◆ **Aim**
Indicate only the number of lines in the listing below in which the word "trends" appears.

◆ **The data**
____________________
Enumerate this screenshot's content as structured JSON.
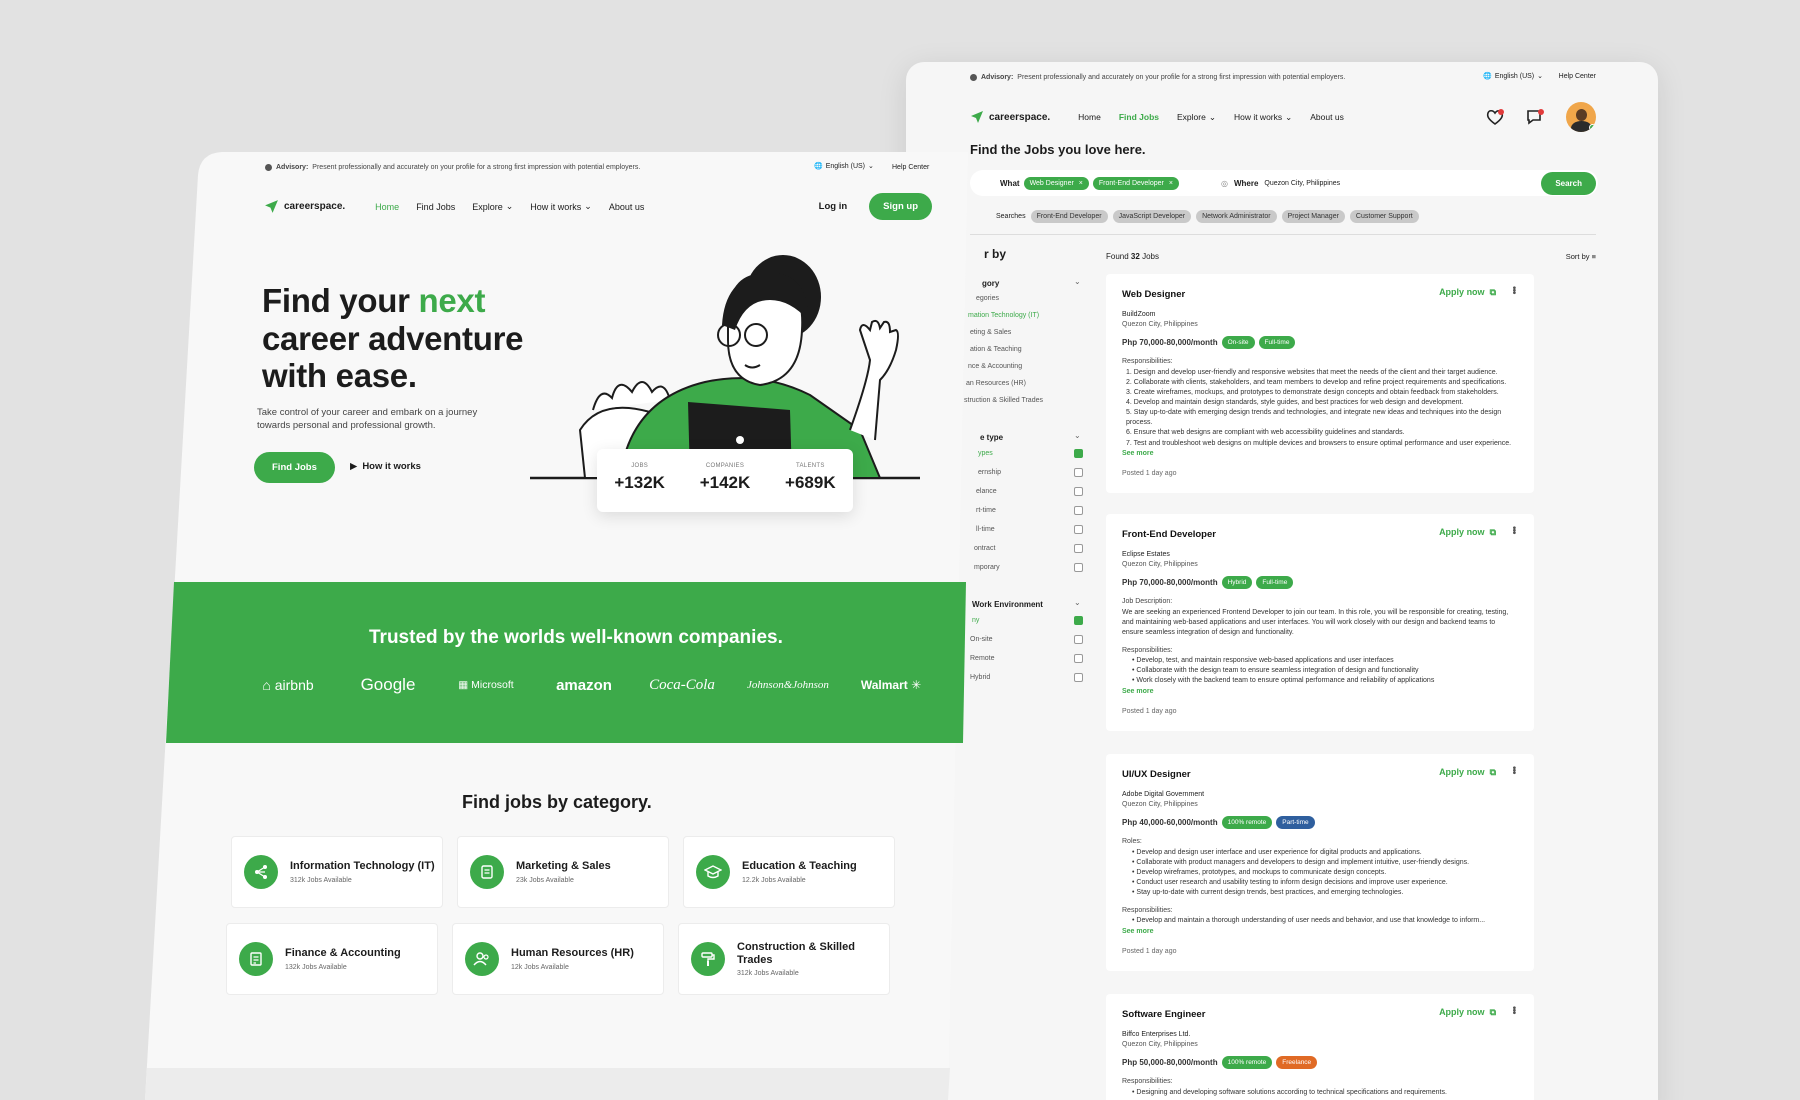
{
  "back": {
    "advisory_label": "Advisory:",
    "advisory_text": "Present professionally and accurately on your profile for a strong first impression with potential employers.",
    "language": "English (US)",
    "help": "Help Center",
    "brand": "careerspace.",
    "nav": [
      "Home",
      "Find Jobs",
      "Explore",
      "How it works",
      "About us"
    ],
    "title": "Find the Jobs you love here.",
    "search": {
      "what_label": "What",
      "chips": [
        "Web Designer",
        "Front-End Developer"
      ],
      "where_label": "Where",
      "where_value": "Quezon City, Philippines",
      "button": "Search"
    },
    "recent_label": "Searches",
    "recent": [
      "Front-End Developer",
      "JavaScript Developer",
      "Network Administrator",
      "Project Manager",
      "Customer Support"
    ],
    "filter": {
      "title": "r by",
      "category_label": "gory",
      "categories": [
        "egories",
        "mation Technology (IT)",
        "eting & Sales",
        "ation & Teaching",
        "nce & Accounting",
        "an Resources (HR)",
        "struction & Skilled Trades"
      ],
      "type_label": "e type",
      "types": [
        "ypes",
        "ernship",
        "elance",
        "rt-time",
        "ll-time",
        "ontract",
        "mporary"
      ],
      "env_label": "Work Environment",
      "envs": [
        "ny",
        "On-site",
        "Remote",
        "Hybrid"
      ]
    },
    "found_prefix": "Found",
    "found_count": "32",
    "found_suffix": "Jobs",
    "sort": "Sort by",
    "jobs": [
      {
        "title": "Web Designer",
        "company": "BuildZoom",
        "location": "Quezon City, Philippines",
        "salary": "Php 70,000-80,000/month",
        "tags": [
          {
            "label": "On-site",
            "color": "#3daa4a"
          },
          {
            "label": "Full-time",
            "color": "#3daa4a"
          }
        ],
        "section": "Responsibilities:",
        "lines": [
          "1. Design and develop user-friendly and responsive websites that meet the needs of the client and their target audience.",
          "2. Collaborate with clients, stakeholders, and team members to develop and refine project requirements and specifications.",
          "3. Create wireframes, mockups, and prototypes to demonstrate design concepts and obtain feedback from stakeholders.",
          "4. Develop and maintain design standards, style guides, and best practices for web design and development.",
          "5. Stay up-to-date with emerging design trends and technologies, and integrate new ideas and techniques into the design process.",
          "6. Ensure that web designs are compliant with web accessibility guidelines and standards.",
          "7. Test and troubleshoot web designs on multiple devices and browsers to ensure optimal performance and user experience."
        ],
        "more": "See more",
        "posted": "Posted 1 day ago",
        "apply": "Apply now"
      },
      {
        "title": "Front-End Developer",
        "company": "Eclipse Estates",
        "location": "Quezon City, Philippines",
        "salary": "Php 70,000-80,000/month",
        "tags": [
          {
            "label": "Hybrid",
            "color": "#3daa4a"
          },
          {
            "label": "Full-time",
            "color": "#3daa4a"
          }
        ],
        "section": "Job Description:",
        "desc": "We are seeking an experienced Frontend Developer to join our team. In this role, you will be responsible for creating, testing, and maintaining web-based applications and user interfaces. You will work closely with our design and backend teams to ensure seamless integration of design and functionality.",
        "section2": "Responsibilities:",
        "lines": [
          "Develop, test, and maintain responsive web-based applications and user interfaces",
          "Collaborate with the design team to ensure seamless integration of design and functionality",
          "Work closely with the backend team to ensure optimal performance and reliability of applications"
        ],
        "more": "See more",
        "posted": "Posted 1 day ago",
        "apply": "Apply now"
      },
      {
        "title": "UI/UX Designer",
        "company": "Adobe Digital Government",
        "location": "Quezon City, Philippines",
        "salary": "Php 40,000-60,000/month",
        "tags": [
          {
            "label": "100% remote",
            "color": "#3daa4a"
          },
          {
            "label": "Part-time",
            "color": "#2f5f9e"
          }
        ],
        "section": "Roles:",
        "lines": [
          "Develop and design user interface and user experience for digital products and applications.",
          "Collaborate with product managers and developers to design and implement intuitive, user-friendly designs.",
          "Develop wireframes, prototypes, and mockups to communicate design concepts.",
          "Conduct user research and usability testing to inform design decisions and improve user experience.",
          "Stay up-to-date with current design trends, best practices, and emerging technologies."
        ],
        "section2": "Responsibilities:",
        "lines2": [
          "Develop and maintain a thorough understanding of user needs and behavior, and use that knowledge to inform..."
        ],
        "more": "See more",
        "posted": "Posted 1 day ago",
        "apply": "Apply now"
      },
      {
        "title": "Software Engineer",
        "company": "Biffco Enterprises Ltd.",
        "location": "Quezon City, Philippines",
        "salary": "Php 50,000-80,000/month",
        "tags": [
          {
            "label": "100% remote",
            "color": "#3daa4a"
          },
          {
            "label": "Freelance",
            "color": "#e06a25"
          }
        ],
        "section": "Responsibilities:",
        "lines": [
          "Designing and developing software solutions according to technical specifications and requirements."
        ],
        "apply": "Apply now"
      }
    ]
  },
  "front": {
    "advisory_label": "Advisory:",
    "advisory_text": "Present professionally and accurately on your profile for a strong first impression with potential employers.",
    "language": "English (US)",
    "help": "Help Center",
    "brand": "careerspace.",
    "nav": [
      "Home",
      "Find Jobs",
      "Explore",
      "How it works",
      "About us"
    ],
    "login": "Log in",
    "signup": "Sign up",
    "hero_line1a": "Find your ",
    "hero_line1b": "next",
    "hero_line2": "career adventure",
    "hero_line3": "with ease.",
    "hero_sub": "Take control of your career and embark on a journey towards personal and professional growth.",
    "cta_find": "Find Jobs",
    "cta_how": "How it works",
    "stats": [
      {
        "label": "JOBS",
        "value": "+132K"
      },
      {
        "label": "COMPANIES",
        "value": "+142K"
      },
      {
        "label": "TALENTS",
        "value": "+689K"
      }
    ],
    "trusted": "Trusted by the worlds well-known companies.",
    "logos": [
      "airbnb",
      "Google",
      "Microsoft",
      "amazon",
      "Coca-Cola",
      "Johnson&Johnson",
      "Walmart"
    ],
    "cat_title": "Find jobs by category.",
    "categories": [
      {
        "name": "Information Technology (IT)",
        "count": "312k Jobs Available",
        "icon": "network-icon"
      },
      {
        "name": "Marketing & Sales",
        "count": "23k Jobs Available",
        "icon": "clipboard-icon"
      },
      {
        "name": "Education & Teaching",
        "count": "12.2k Jobs Available",
        "icon": "graduation-cap-icon"
      },
      {
        "name": "Finance & Accounting",
        "count": "132k Jobs Available",
        "icon": "ledger-icon"
      },
      {
        "name": "Human Resources (HR)",
        "count": "12k Jobs Available",
        "icon": "people-icon"
      },
      {
        "name": "Construction & Skilled Trades",
        "count": "312k Jobs Available",
        "icon": "paint-roller-icon"
      }
    ]
  },
  "colors": {
    "accent": "#3daa4a",
    "blue_tag": "#2f5f9e",
    "orange_tag": "#e06a25"
  }
}
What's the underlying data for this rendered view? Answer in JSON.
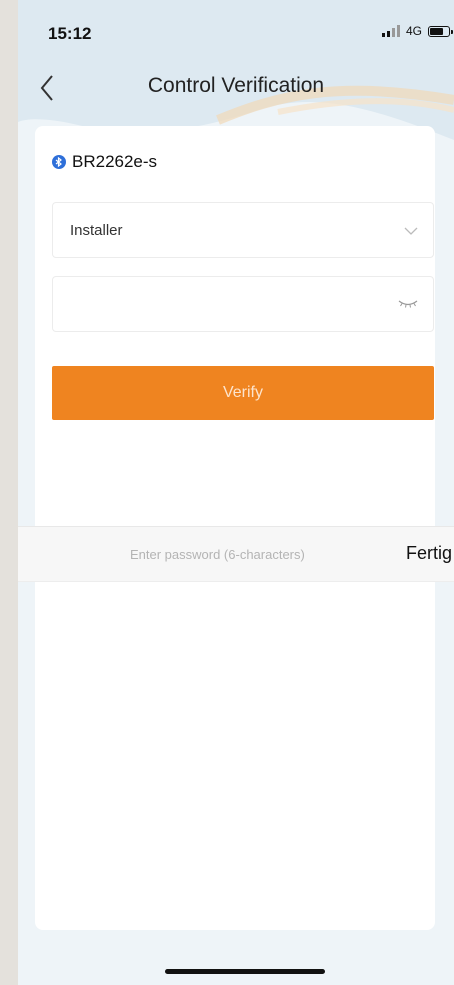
{
  "status_bar": {
    "time": "15:12",
    "network": "4G",
    "battery_level": 0.7
  },
  "nav": {
    "title": "Control Verification",
    "back_icon": "chevron-left-icon"
  },
  "device": {
    "name": "BR2262e-s",
    "icon": "bluetooth-icon",
    "icon_color": "#2e6fd9"
  },
  "role_select": {
    "value": "Installer",
    "icon": "chevron-down-icon"
  },
  "password": {
    "value": "",
    "placeholder": "",
    "toggle_icon": "eye-closed-icon"
  },
  "verify_button": {
    "label": "Verify",
    "color": "#ef8420"
  },
  "keyboard_toolbar": {
    "hint": "Enter password (6-characters)",
    "done_label": "Fertig"
  }
}
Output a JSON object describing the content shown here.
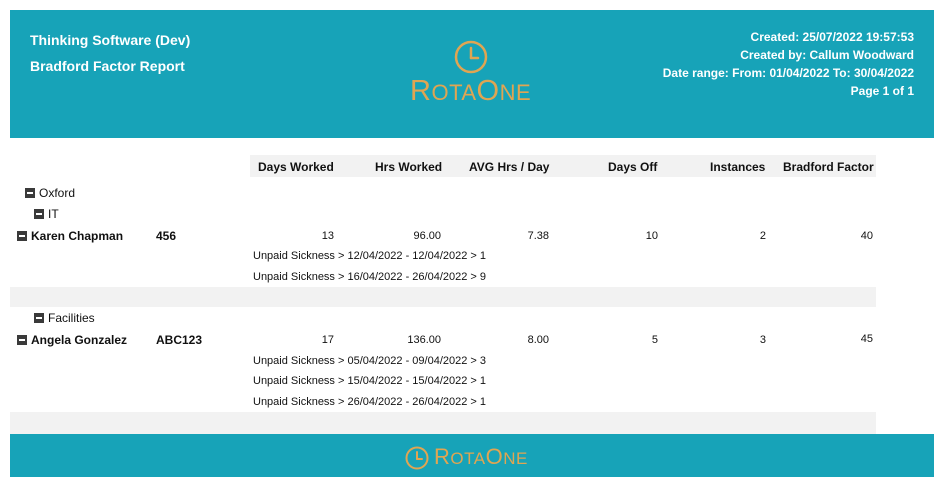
{
  "header": {
    "org": "Thinking Software (Dev)",
    "report_title": "Bradford Factor Report",
    "created": "Created: 25/07/2022 19:57:53",
    "created_by": "Created by: Callum Woodward",
    "date_range": "Date range: From: 01/04/2022 To: 30/04/2022",
    "page": "Page 1 of  1",
    "logo_text_big1": "R",
    "logo_text_small1": "OTA",
    "logo_text_big2": "O",
    "logo_text_small2": "NE",
    "logo_color": "#e0a552",
    "bg_color": "#17a3b8"
  },
  "columns": [
    "Days Worked",
    "Hrs Worked",
    "AVG Hrs / Day",
    "Days Off",
    "Instances",
    "Bradford Factor"
  ],
  "groups": [
    {
      "location": "Oxford",
      "department": "IT",
      "employee": {
        "name": "Karen Chapman",
        "id": "456",
        "days_worked": "13",
        "hrs_worked": "96.00",
        "avg_hrs_day": "7.38",
        "days_off": "10",
        "instances": "2",
        "bradford_factor": "40",
        "details": [
          "Unpaid Sickness > 12/04/2022 - 12/04/2022 > 1",
          "Unpaid Sickness > 16/04/2022 - 26/04/2022 > 9"
        ]
      }
    },
    {
      "department": "Facilities",
      "employee": {
        "name": "Angela Gonzalez",
        "id": "ABC123",
        "days_worked": "17",
        "hrs_worked": "136.00",
        "avg_hrs_day": "8.00",
        "days_off": "5",
        "instances": "3",
        "bradford_factor": "45",
        "details": [
          "Unpaid Sickness > 05/04/2022 - 09/04/2022 > 3",
          "Unpaid Sickness > 15/04/2022 - 15/04/2022 > 1",
          "Unpaid Sickness > 26/04/2022 - 26/04/2022 > 1"
        ]
      }
    }
  ]
}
____________________
◆ **Result of the task**
2